[START Data for this task]
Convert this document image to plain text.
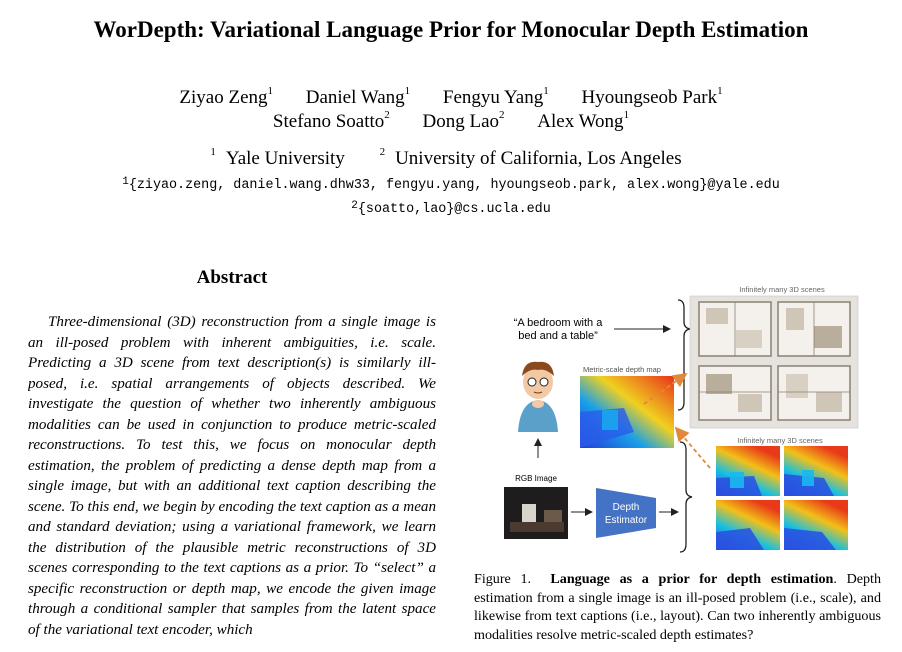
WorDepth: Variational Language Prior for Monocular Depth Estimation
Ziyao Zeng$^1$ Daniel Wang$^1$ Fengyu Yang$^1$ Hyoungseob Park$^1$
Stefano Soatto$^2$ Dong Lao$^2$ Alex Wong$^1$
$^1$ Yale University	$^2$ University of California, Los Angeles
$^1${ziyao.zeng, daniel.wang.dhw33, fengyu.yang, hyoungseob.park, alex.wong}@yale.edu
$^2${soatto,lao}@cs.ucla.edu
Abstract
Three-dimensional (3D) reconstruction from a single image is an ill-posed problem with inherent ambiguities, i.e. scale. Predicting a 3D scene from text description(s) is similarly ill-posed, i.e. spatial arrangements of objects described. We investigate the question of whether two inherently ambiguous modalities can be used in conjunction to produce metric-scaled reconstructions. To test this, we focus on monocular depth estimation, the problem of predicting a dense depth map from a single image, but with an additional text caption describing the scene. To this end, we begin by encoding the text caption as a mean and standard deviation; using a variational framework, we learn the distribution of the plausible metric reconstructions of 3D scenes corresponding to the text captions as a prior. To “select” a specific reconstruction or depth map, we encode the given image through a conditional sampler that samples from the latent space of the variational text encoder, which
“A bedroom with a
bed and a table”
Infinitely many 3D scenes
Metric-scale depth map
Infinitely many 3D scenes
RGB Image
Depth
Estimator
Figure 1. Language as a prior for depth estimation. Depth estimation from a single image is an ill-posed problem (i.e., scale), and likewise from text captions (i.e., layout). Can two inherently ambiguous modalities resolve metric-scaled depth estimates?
[END Data for this task]
[START Data for this task]
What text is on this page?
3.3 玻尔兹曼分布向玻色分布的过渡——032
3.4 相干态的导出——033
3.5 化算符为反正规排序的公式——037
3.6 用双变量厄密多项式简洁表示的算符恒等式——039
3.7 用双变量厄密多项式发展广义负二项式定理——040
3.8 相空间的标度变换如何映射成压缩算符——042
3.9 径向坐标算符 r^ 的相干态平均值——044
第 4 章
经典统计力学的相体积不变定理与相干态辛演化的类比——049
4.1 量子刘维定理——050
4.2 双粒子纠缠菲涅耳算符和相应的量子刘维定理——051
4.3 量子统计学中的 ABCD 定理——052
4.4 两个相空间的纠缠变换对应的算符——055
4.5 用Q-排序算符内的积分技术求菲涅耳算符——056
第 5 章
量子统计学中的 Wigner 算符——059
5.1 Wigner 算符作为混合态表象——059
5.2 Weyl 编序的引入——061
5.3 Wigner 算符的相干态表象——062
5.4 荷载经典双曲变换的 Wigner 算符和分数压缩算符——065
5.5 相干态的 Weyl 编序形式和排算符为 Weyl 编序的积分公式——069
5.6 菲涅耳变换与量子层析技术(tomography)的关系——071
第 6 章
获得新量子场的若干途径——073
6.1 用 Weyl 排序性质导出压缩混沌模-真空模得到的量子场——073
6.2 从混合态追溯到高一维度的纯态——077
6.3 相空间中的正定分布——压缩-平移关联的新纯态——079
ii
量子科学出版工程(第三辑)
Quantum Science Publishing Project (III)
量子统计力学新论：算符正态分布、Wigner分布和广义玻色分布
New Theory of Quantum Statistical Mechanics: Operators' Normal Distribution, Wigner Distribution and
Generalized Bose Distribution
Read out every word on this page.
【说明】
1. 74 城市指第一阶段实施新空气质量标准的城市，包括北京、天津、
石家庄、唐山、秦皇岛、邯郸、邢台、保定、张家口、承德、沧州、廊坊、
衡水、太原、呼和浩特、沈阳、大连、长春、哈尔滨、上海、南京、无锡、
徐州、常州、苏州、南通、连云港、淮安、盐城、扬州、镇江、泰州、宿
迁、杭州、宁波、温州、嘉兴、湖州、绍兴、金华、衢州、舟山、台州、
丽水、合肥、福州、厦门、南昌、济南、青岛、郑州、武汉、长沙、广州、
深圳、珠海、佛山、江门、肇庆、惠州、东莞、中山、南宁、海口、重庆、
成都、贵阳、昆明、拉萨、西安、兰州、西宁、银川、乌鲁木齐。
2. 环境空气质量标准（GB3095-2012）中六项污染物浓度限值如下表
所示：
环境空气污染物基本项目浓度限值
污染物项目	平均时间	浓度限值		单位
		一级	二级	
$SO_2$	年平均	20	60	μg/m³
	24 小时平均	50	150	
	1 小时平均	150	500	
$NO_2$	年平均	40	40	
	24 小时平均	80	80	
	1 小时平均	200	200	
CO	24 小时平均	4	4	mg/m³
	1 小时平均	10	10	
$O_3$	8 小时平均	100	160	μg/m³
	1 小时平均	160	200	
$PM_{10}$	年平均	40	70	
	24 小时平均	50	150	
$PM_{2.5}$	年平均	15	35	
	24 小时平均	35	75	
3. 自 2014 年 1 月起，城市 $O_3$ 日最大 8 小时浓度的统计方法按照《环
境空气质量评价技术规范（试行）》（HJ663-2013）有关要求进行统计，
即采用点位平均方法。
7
[END Data for this task]
[START Data for this task]
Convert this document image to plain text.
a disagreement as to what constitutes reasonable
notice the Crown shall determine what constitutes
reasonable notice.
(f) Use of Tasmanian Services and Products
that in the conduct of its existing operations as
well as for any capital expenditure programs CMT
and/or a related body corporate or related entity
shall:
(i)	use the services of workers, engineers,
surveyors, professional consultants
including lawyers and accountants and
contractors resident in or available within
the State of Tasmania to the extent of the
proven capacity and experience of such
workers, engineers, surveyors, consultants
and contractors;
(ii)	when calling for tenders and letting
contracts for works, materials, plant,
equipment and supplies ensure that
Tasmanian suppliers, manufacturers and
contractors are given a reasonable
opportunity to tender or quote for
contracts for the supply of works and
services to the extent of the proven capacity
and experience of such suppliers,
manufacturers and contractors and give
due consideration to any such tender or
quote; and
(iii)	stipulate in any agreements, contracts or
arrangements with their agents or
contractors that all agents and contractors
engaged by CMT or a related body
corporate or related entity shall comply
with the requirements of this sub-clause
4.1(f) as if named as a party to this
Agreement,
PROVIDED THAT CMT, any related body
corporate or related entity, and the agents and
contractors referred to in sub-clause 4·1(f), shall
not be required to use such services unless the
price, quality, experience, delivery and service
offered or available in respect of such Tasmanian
[END Data for this task]
Find the string "capacity" in the records, then copy each line where it occurs.

_Response_
proven capacity and experience of such
services to the extent of the proven capacity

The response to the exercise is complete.